▶ _Task statement_
Go through the material and tally the lines containing the string "right". Give the total alone.

▶ _Provided records_

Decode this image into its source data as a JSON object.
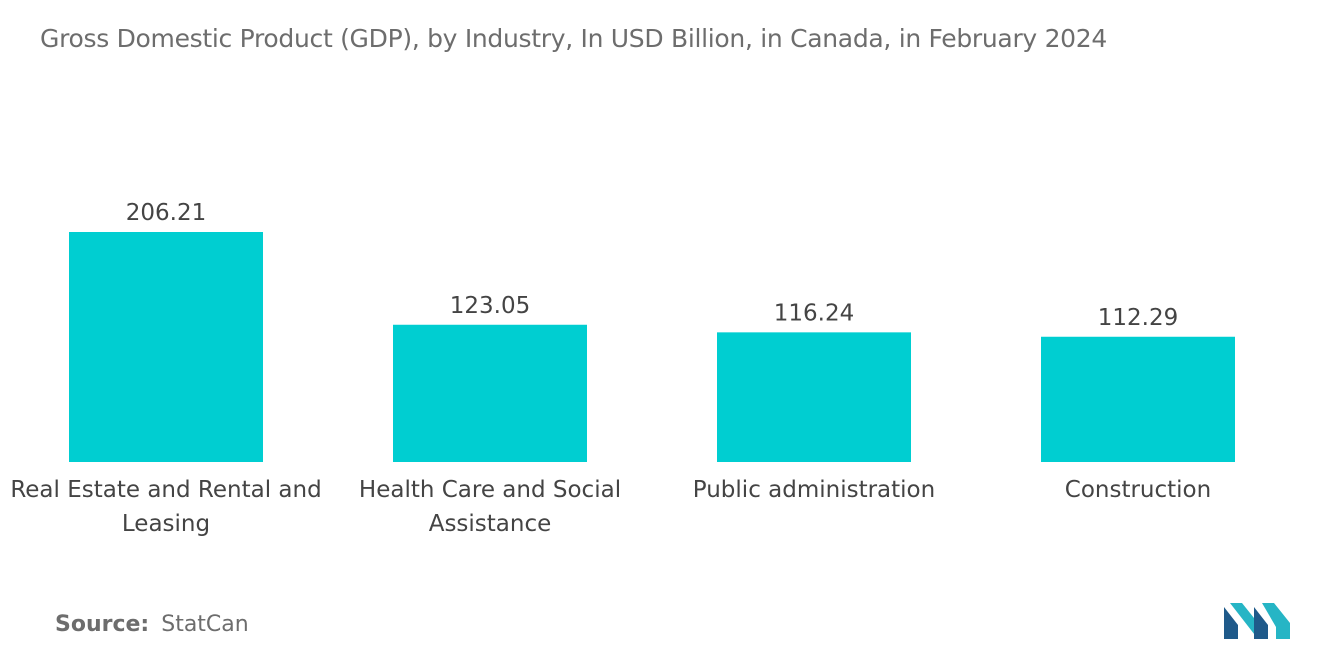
{
  "chart_data": {
    "type": "bar",
    "title": "Gross Domestic Product (GDP), by Industry, In USD Billion, in Canada, in February 2024",
    "categories": [
      [
        "Real Estate and Rental and",
        "Leasing"
      ],
      [
        "Health Care and Social",
        "Assistance"
      ],
      [
        "Public administration"
      ],
      [
        "Construction"
      ]
    ],
    "values": [
      206.21,
      123.05,
      116.24,
      112.29
    ],
    "value_labels": [
      "206.21",
      "123.05",
      "116.24",
      "112.29"
    ],
    "bar_color": "#00ced1",
    "grid": false,
    "legend": "none",
    "xlabel": "",
    "ylabel": ""
  },
  "source": {
    "label": "Source:",
    "value": "StatCan"
  },
  "colors": {
    "title": "#6d6d6d",
    "text": "#444444",
    "logo_dark": "#1f5a8a",
    "logo_light": "#26b5c5"
  },
  "logo": {
    "icon": "mordor-intelligence-logo-icon"
  }
}
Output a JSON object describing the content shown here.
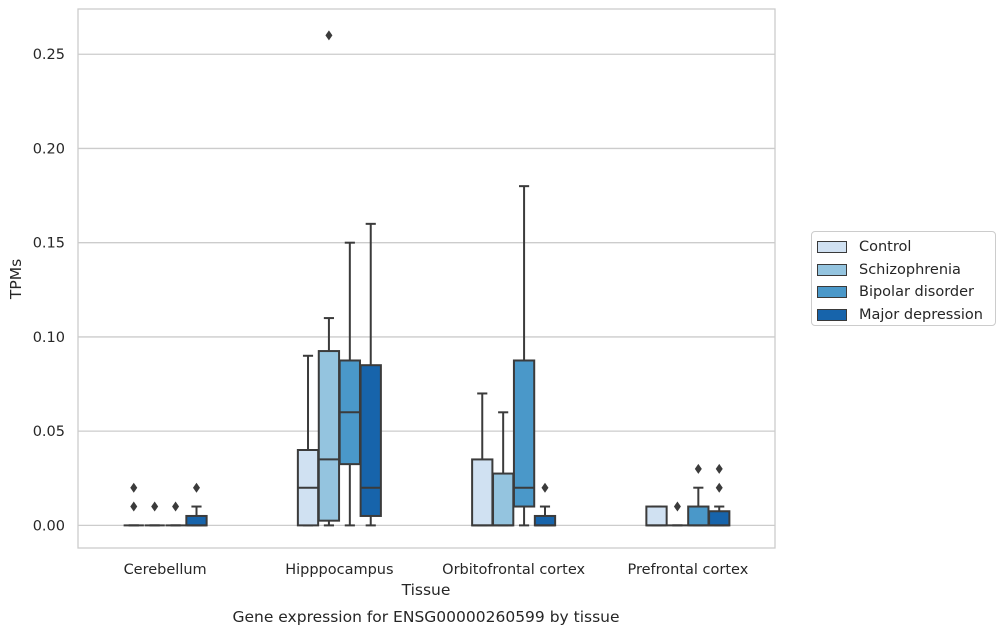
{
  "chart_data": {
    "type": "box",
    "title": "Gene expression for ENSG00000260599 by tissue",
    "xlabel": "Tissue",
    "ylabel": "TPMs",
    "ylim": [
      -0.012,
      0.274
    ],
    "yticks": [
      "0.00",
      "0.05",
      "0.10",
      "0.15",
      "0.20",
      "0.25"
    ],
    "grid": "horizontal",
    "legend_position": "right",
    "categories": [
      "Cerebellum",
      "Hipppocampus",
      "Orbitofrontal cortex",
      "Prefrontal cortex"
    ],
    "series": [
      {
        "name": "Control",
        "color": "#d0e1f2",
        "boxes": [
          {
            "whislo": 0,
            "q1": 0,
            "med": 0,
            "q3": 0,
            "whishi": 0,
            "fliers": [
              0.01,
              0.02
            ]
          },
          {
            "whislo": 0,
            "q1": 0,
            "med": 0.02,
            "q3": 0.04,
            "whishi": 0.09,
            "fliers": []
          },
          {
            "whislo": 0,
            "q1": 0,
            "med": 0,
            "q3": 0.035,
            "whishi": 0.07,
            "fliers": []
          },
          {
            "whislo": 0,
            "q1": 0,
            "med": 0,
            "q3": 0.01,
            "whishi": 0.01,
            "fliers": []
          }
        ]
      },
      {
        "name": "Schizophrenia",
        "color": "#94c4df",
        "boxes": [
          {
            "whislo": 0,
            "q1": 0,
            "med": 0,
            "q3": 0,
            "whishi": 0,
            "fliers": [
              0.01
            ]
          },
          {
            "whislo": 0,
            "q1": 0.0025,
            "med": 0.035,
            "q3": 0.0925,
            "whishi": 0.11,
            "fliers": [
              0.26
            ]
          },
          {
            "whislo": 0,
            "q1": 0,
            "med": 0,
            "q3": 0.0275,
            "whishi": 0.06,
            "fliers": []
          },
          {
            "whislo": 0,
            "q1": 0,
            "med": 0,
            "q3": 0,
            "whishi": 0,
            "fliers": [
              0.01
            ]
          }
        ]
      },
      {
        "name": "Bipolar disorder",
        "color": "#4a98c9",
        "boxes": [
          {
            "whislo": 0,
            "q1": 0,
            "med": 0,
            "q3": 0,
            "whishi": 0,
            "fliers": [
              0.01
            ]
          },
          {
            "whislo": 0,
            "q1": 0.0325,
            "med": 0.06,
            "q3": 0.0875,
            "whishi": 0.15,
            "fliers": []
          },
          {
            "whislo": 0,
            "q1": 0.01,
            "med": 0.02,
            "q3": 0.0875,
            "whishi": 0.18,
            "fliers": []
          },
          {
            "whislo": 0,
            "q1": 0,
            "med": 0,
            "q3": 0.01,
            "whishi": 0.02,
            "fliers": [
              0.03
            ]
          }
        ]
      },
      {
        "name": "Major depression",
        "color": "#1764ab",
        "boxes": [
          {
            "whislo": 0,
            "q1": 0,
            "med": 0,
            "q3": 0.005,
            "whishi": 0.01,
            "fliers": [
              0.02
            ]
          },
          {
            "whislo": 0,
            "q1": 0.005,
            "med": 0.02,
            "q3": 0.085,
            "whishi": 0.16,
            "fliers": []
          },
          {
            "whislo": 0,
            "q1": 0,
            "med": 0,
            "q3": 0.005,
            "whishi": 0.01,
            "fliers": [
              0.02
            ]
          },
          {
            "whislo": 0,
            "q1": 0,
            "med": 0,
            "q3": 0.0075,
            "whishi": 0.01,
            "fliers": [
              0.02,
              0.03
            ]
          }
        ]
      }
    ]
  }
}
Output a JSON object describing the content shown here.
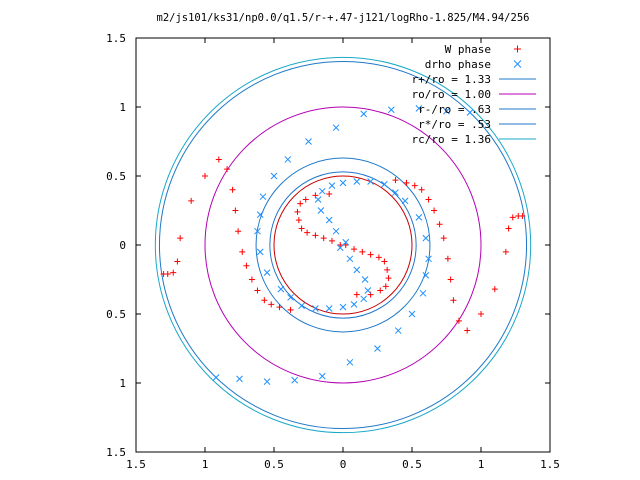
{
  "chart_data": {
    "type": "scatter",
    "title": "m2/js101/ks31/np0.0/q1.5/r-+.47-j121/logRho-1.825/M4.94/256",
    "xlim": [
      -1.5,
      1.5
    ],
    "ylim": [
      -1.5,
      1.5
    ],
    "x_ticks": [
      -1.5,
      -1,
      -0.5,
      0,
      0.5,
      1,
      1.5
    ],
    "x_tick_labels": [
      "1.5",
      "1",
      "0.5",
      "0",
      "0.5",
      "1",
      "1.5"
    ],
    "y_ticks": [
      1.5,
      1,
      0.5,
      0,
      -0.5,
      -1,
      -1.5
    ],
    "y_tick_labels": [
      "1.5",
      "1",
      "0.5",
      "0",
      "0.5",
      "1",
      "1.5"
    ],
    "grid": false,
    "legend_position": "top-right",
    "series": [
      {
        "name": "W phase",
        "marker": "plus",
        "color": "#ff0000",
        "points": [
          [
            0.02,
            0.0
          ],
          [
            0.08,
            -0.03
          ],
          [
            0.14,
            -0.05
          ],
          [
            0.2,
            -0.07
          ],
          [
            0.26,
            -0.09
          ],
          [
            0.3,
            -0.12
          ],
          [
            0.32,
            -0.18
          ],
          [
            0.33,
            -0.24
          ],
          [
            0.31,
            -0.3
          ],
          [
            0.27,
            -0.33
          ],
          [
            0.2,
            -0.36
          ],
          [
            0.1,
            -0.36
          ],
          [
            0.38,
            0.47
          ],
          [
            0.46,
            0.45
          ],
          [
            0.52,
            0.43
          ],
          [
            0.57,
            0.4
          ],
          [
            0.62,
            0.33
          ],
          [
            0.66,
            0.25
          ],
          [
            0.7,
            0.15
          ],
          [
            0.73,
            0.05
          ],
          [
            0.76,
            -0.1
          ],
          [
            0.78,
            -0.25
          ],
          [
            0.8,
            -0.4
          ],
          [
            0.84,
            -0.55
          ],
          [
            0.9,
            -0.62
          ],
          [
            1.0,
            -0.5
          ],
          [
            1.1,
            -0.32
          ],
          [
            1.18,
            -0.05
          ],
          [
            1.2,
            0.12
          ],
          [
            1.23,
            0.2
          ],
          [
            1.27,
            0.21
          ],
          [
            1.3,
            0.21
          ],
          [
            -0.02,
            0.0
          ],
          [
            -0.08,
            0.03
          ],
          [
            -0.14,
            0.05
          ],
          [
            -0.2,
            0.07
          ],
          [
            -0.26,
            0.09
          ],
          [
            -0.3,
            0.12
          ],
          [
            -0.32,
            0.18
          ],
          [
            -0.33,
            0.24
          ],
          [
            -0.31,
            0.3
          ],
          [
            -0.27,
            0.33
          ],
          [
            -0.2,
            0.36
          ],
          [
            -0.1,
            0.37
          ],
          [
            -0.38,
            -0.47
          ],
          [
            -0.46,
            -0.45
          ],
          [
            -0.52,
            -0.43
          ],
          [
            -0.57,
            -0.4
          ],
          [
            -0.62,
            -0.33
          ],
          [
            -0.66,
            -0.25
          ],
          [
            -0.7,
            -0.15
          ],
          [
            -0.73,
            -0.05
          ],
          [
            -0.76,
            0.1
          ],
          [
            -0.78,
            0.25
          ],
          [
            -0.8,
            0.4
          ],
          [
            -0.84,
            0.55
          ],
          [
            -0.9,
            0.62
          ],
          [
            -1.0,
            0.5
          ],
          [
            -1.1,
            0.32
          ],
          [
            -1.18,
            0.05
          ],
          [
            -1.2,
            -0.12
          ],
          [
            -1.23,
            -0.2
          ],
          [
            -1.27,
            -0.21
          ],
          [
            -1.3,
            -0.21
          ]
        ]
      },
      {
        "name": "drho phase",
        "marker": "cross",
        "color": "#1e90ff",
        "points": [
          [
            0.02,
            0.02
          ],
          [
            -0.05,
            0.1
          ],
          [
            -0.1,
            0.18
          ],
          [
            -0.16,
            0.25
          ],
          [
            -0.18,
            0.33
          ],
          [
            -0.15,
            0.39
          ],
          [
            -0.08,
            0.43
          ],
          [
            0.0,
            0.45
          ],
          [
            0.1,
            0.46
          ],
          [
            0.2,
            0.46
          ],
          [
            0.3,
            0.44
          ],
          [
            0.38,
            0.38
          ],
          [
            0.45,
            0.32
          ],
          [
            0.55,
            0.2
          ],
          [
            0.6,
            0.05
          ],
          [
            0.62,
            -0.1
          ],
          [
            0.6,
            -0.22
          ],
          [
            0.58,
            -0.35
          ],
          [
            0.5,
            -0.5
          ],
          [
            0.4,
            -0.62
          ],
          [
            0.25,
            -0.75
          ],
          [
            0.05,
            -0.85
          ],
          [
            -0.15,
            -0.95
          ],
          [
            -0.35,
            -0.98
          ],
          [
            -0.55,
            -0.99
          ],
          [
            -0.75,
            -0.97
          ],
          [
            -0.92,
            -0.96
          ],
          [
            -0.02,
            -0.02
          ],
          [
            0.05,
            -0.1
          ],
          [
            0.1,
            -0.18
          ],
          [
            0.16,
            -0.25
          ],
          [
            0.18,
            -0.33
          ],
          [
            0.15,
            -0.39
          ],
          [
            0.08,
            -0.43
          ],
          [
            0.0,
            -0.45
          ],
          [
            -0.1,
            -0.46
          ],
          [
            -0.2,
            -0.46
          ],
          [
            -0.3,
            -0.44
          ],
          [
            -0.38,
            -0.38
          ],
          [
            -0.45,
            -0.32
          ],
          [
            -0.55,
            -0.2
          ],
          [
            -0.6,
            -0.05
          ],
          [
            -0.62,
            0.1
          ],
          [
            -0.6,
            0.22
          ],
          [
            -0.58,
            0.35
          ],
          [
            -0.5,
            0.5
          ],
          [
            -0.4,
            0.62
          ],
          [
            -0.25,
            0.75
          ],
          [
            -0.05,
            0.85
          ],
          [
            0.15,
            0.95
          ],
          [
            0.35,
            0.98
          ],
          [
            0.55,
            0.99
          ],
          [
            0.75,
            0.97
          ],
          [
            0.92,
            0.96
          ]
        ]
      },
      {
        "name": "r+/ro = 1.33",
        "type": "circle",
        "radius": 1.33,
        "color": "#1e78c8"
      },
      {
        "name": "ro/ro = 1.00",
        "type": "circle",
        "radius": 1.0,
        "color": "#b400b4"
      },
      {
        "name": "r-/ro = .63",
        "type": "circle",
        "radius": 0.63,
        "color": "#1e78c8"
      },
      {
        "name": "r*/ro = .53",
        "type": "circle",
        "radius": 0.53,
        "color": "#2277cc"
      },
      {
        "name": "rc/ro = 1.36",
        "type": "circle",
        "radius": 1.36,
        "color": "#1aa8c8"
      }
    ],
    "extra_circles": [
      {
        "radius": 0.5,
        "color": "#c80000"
      }
    ]
  }
}
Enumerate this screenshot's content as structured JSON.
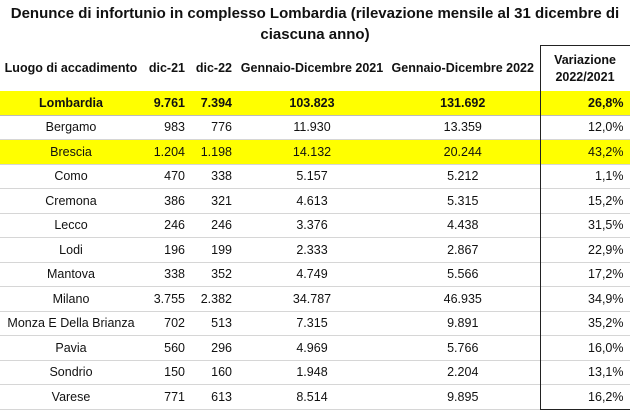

▶ _Answer_
2